• Text
=== Section Start ===

International journal of cancer

Combination of proteasome and class I HDAC inhibitors induces apoptosis of NPC cells through an HDAC6-independent ER stress-induced mechanism.

PMID 24771510


The current paradigm stipulates that inhibition of histone deacetylase (HDAC) 6 is essential for the combinatorial effect of proteasome and HDAC inhibitors for the treatment of cancers. Our study aims to investigate the effect of combining different class I HDAC inhibitors (without HDAC6 action) with a proteasome inhibitor on apoptosis of nasopharyngeal carcinoma (NPC). We found that combination of a proteasome inhibitor, bortezomib, and several class I HDAC inhibitors, including MS-275, apicidin and romidepsin, potently induced killing of NPC cells both in vitro and in vivo. Among the drug pairs, combination of bortezomib and romidepsin (bort/romidepsin) was the most potent and could induce apoptosis at low nanomolar concentrations. The apoptosis of NPC cells was reactive oxygen species (ROS)- and caspase-dependent but was independent of HDAC6 inhibition. Of note, bort/romidepsin might directly suppress the formation of aggresome through the downregulation of c-myc. In addition, two markers of endoplasmic reticulum (ER) stress-induced apoptosis, ATF-4 and CHOP/GADD153, were upregulated, whereas a specific inhibitor of caspase-4 (an initiator of ER stress-induced apoptosis) could suppress the apoptosis. When ROS level in the NPC cells was reduced to the untreated level, ER stress-induced caspase activation was abrogated. Collectively, our data demonstrate a model of synergism between proteasome and class I HDAC inhibitors in the induction of ROS-dependent ER stress-induced apoptosis of NPC cells, independent of HDAC6 inhibition, and provide the rationale to combine the more specific and potent class I HDAC inhibitors with proteasome inhibitors for the treatment of cancers.

=== Section End ===

• Required actions
1: Based on the abstract, do these statements agree with it? Answer yes or no for each, quoting the deciding words. (a) Bortezomib paired with romidepsin was the most potent of the drug pairs. (b) The apoptosis of NPC cells depended on HDAC6 inhibition. (c) A specific inhibitor of caspase-4 increased the apoptosis.
2: The abstract argues for pairing class I HDAC inhibitors that lack HDAC6 action with proteasome inhibitors. Explain why, in one to three sentences.

[Extracted records]
=== Section Start ===

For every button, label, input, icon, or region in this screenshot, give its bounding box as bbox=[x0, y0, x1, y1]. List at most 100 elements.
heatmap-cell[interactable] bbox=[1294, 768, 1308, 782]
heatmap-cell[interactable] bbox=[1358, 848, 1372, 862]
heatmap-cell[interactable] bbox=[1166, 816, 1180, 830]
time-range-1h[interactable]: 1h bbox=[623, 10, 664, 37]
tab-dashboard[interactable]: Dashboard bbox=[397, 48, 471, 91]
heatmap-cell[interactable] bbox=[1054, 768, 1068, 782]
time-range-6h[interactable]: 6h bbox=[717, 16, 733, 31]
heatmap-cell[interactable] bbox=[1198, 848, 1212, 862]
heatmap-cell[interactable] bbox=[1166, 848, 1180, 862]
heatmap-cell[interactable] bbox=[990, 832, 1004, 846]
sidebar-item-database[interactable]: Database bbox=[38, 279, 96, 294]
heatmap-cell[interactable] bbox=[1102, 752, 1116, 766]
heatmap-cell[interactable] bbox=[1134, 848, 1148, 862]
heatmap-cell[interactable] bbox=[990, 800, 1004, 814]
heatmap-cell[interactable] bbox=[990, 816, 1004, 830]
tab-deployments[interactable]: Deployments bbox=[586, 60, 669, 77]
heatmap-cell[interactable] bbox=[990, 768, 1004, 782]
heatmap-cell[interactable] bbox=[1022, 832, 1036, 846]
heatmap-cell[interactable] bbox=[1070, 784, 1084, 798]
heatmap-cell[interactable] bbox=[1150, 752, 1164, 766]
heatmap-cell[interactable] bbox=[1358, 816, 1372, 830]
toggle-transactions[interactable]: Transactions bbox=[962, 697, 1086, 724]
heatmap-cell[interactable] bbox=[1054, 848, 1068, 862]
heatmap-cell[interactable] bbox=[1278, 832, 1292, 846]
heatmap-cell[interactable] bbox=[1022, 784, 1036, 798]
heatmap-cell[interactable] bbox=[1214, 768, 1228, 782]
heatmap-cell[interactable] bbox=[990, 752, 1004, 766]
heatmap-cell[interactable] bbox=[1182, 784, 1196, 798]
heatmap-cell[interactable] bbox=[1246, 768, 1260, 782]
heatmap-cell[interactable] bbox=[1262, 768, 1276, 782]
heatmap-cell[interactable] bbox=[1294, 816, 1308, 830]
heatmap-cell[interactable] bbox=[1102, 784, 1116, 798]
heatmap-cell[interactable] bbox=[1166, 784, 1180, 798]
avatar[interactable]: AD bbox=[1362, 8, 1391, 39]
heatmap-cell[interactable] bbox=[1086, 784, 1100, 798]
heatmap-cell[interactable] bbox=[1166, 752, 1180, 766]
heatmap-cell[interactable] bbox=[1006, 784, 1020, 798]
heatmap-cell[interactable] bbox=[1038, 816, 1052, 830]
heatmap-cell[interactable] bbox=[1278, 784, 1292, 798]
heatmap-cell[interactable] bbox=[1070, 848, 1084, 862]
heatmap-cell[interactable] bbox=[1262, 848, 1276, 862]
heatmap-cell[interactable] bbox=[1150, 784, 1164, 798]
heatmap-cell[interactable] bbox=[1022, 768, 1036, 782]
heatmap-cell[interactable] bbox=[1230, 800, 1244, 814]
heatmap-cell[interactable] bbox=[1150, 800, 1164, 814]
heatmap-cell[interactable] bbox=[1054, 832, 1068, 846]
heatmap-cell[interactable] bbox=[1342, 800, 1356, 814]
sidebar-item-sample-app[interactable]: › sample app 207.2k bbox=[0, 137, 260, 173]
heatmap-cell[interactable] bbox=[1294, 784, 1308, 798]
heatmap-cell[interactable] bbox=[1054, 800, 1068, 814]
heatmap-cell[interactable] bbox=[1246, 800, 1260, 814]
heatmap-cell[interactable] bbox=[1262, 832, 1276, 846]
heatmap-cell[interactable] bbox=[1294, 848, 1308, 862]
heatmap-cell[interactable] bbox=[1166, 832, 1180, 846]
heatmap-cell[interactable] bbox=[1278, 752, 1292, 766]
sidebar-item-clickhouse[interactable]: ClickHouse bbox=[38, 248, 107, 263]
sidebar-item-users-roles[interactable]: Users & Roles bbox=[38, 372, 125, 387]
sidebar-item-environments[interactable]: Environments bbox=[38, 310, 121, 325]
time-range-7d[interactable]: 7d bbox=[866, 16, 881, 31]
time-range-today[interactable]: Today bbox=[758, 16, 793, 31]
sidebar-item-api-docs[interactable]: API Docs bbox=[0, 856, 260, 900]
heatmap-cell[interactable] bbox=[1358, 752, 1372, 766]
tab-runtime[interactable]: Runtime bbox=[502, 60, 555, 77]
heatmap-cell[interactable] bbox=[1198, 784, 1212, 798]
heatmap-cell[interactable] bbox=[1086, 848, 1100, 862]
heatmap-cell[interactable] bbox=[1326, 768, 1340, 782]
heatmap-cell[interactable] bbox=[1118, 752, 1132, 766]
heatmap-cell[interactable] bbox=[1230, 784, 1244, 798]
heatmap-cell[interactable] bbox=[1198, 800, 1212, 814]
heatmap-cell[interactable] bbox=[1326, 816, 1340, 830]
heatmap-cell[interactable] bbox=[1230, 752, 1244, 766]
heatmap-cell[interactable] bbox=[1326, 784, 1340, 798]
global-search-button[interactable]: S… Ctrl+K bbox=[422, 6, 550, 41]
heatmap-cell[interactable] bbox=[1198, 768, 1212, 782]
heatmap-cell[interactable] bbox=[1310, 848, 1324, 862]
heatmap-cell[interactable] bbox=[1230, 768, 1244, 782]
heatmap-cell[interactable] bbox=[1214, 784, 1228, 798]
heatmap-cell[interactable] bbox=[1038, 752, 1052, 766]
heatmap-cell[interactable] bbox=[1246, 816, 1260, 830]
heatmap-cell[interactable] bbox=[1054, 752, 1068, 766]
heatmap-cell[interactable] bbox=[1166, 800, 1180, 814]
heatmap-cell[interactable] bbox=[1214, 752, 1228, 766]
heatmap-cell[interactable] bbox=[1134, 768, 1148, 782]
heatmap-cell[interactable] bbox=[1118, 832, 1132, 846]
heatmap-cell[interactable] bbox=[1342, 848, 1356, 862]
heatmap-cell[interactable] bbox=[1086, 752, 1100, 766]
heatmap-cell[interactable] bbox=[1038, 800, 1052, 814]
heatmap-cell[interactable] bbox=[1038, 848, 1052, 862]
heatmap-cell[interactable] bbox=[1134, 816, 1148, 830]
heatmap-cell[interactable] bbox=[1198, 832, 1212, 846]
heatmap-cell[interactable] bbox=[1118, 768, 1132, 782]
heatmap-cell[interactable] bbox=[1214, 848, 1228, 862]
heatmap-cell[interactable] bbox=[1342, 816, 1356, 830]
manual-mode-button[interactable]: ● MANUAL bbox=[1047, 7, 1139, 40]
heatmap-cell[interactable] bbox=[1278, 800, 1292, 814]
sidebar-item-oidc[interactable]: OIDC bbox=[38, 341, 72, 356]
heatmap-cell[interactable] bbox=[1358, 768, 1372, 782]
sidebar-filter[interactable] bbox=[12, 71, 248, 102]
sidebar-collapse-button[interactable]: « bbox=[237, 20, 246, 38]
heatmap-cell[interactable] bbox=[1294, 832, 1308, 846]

=== Section End ===

• Expected results
1:
(a) Yes: "combination of bortezomib and romidepsin (bort/romidepsin) was the most potent"
(b) No: "was independent of HDAC6 inhibition"
(c) No: "a specific inhibitor of caspase-4 (an initiator of ER stress-induced apoptosis) could suppress the apoptosis"

2: The current paradigm holds that HDAC6 inhibition is essential for the combined effect of these drugs. The study found that bortezomib with class I HDAC inhibitors potently killed NPC cells in vitro and in vivo, through ROS-dependent ER stress-induced apoptosis that was independent of HDAC6 inhibition. That synergism supports combining the more specific and potent class I HDAC inhibitors with proteasome inhibitors.